#### GOAL OF THE EXERCISE:
Your task is to give the number of lines in the listing that include "Load", and nothing else.
------------------------------
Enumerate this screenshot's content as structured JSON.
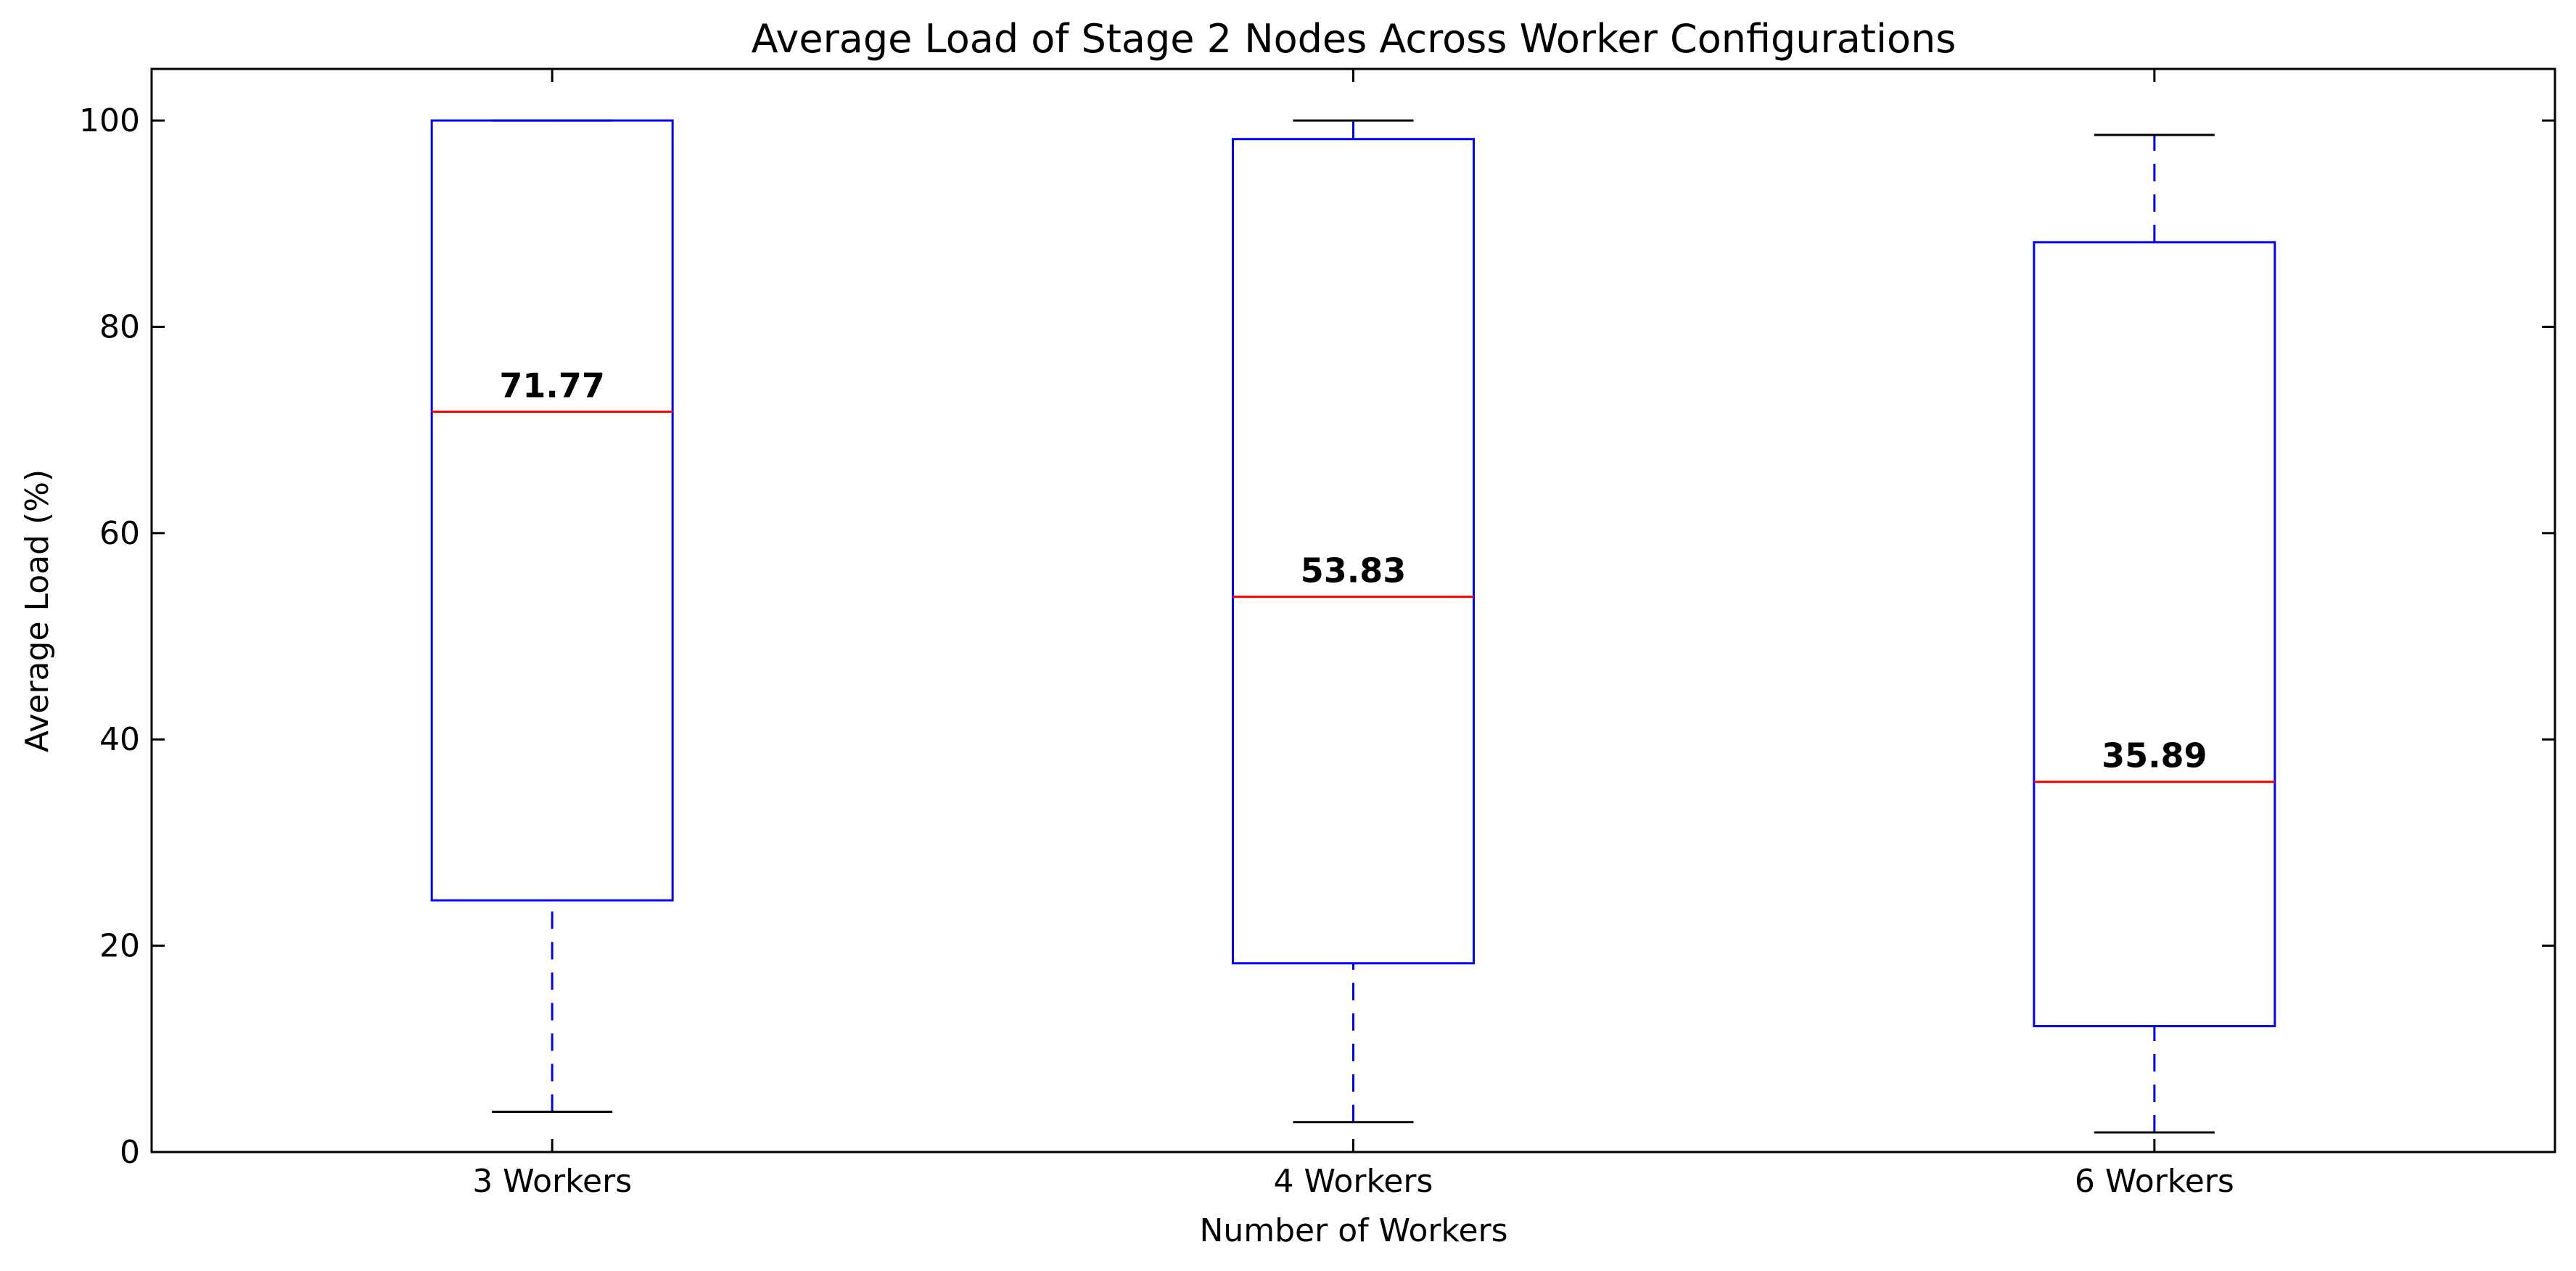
{
  "chart_data": {
    "type": "boxplot",
    "title": "Average Load of Stage 2 Nodes Across Worker Configurations",
    "xlabel": "Number of Workers",
    "ylabel": "Average Load (%)",
    "ylim": [
      0,
      105
    ],
    "yticks": [
      0,
      20,
      40,
      60,
      80,
      100
    ],
    "grid": false,
    "categories": [
      "3 Workers",
      "4 Workers",
      "6 Workers"
    ],
    "boxes": [
      {
        "label": "3 Workers",
        "whisker_low": 3.9,
        "q1": 24.4,
        "median": 71.77,
        "q3": 100.0,
        "whisker_high": 100.0,
        "median_label": "71.77"
      },
      {
        "label": "4 Workers",
        "whisker_low": 2.9,
        "q1": 18.3,
        "median": 53.83,
        "q3": 98.2,
        "whisker_high": 100.0,
        "median_label": "53.83"
      },
      {
        "label": "6 Workers",
        "whisker_low": 1.9,
        "q1": 12.2,
        "median": 35.89,
        "q3": 88.2,
        "whisker_high": 98.6,
        "median_label": "35.89"
      }
    ],
    "colors": {
      "box": "#0000ff",
      "median": "#ff0000",
      "whisker_cap": "#000000",
      "axes": "#000000"
    }
  }
}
------------------------------
#### EXERCISE ANSWER:
2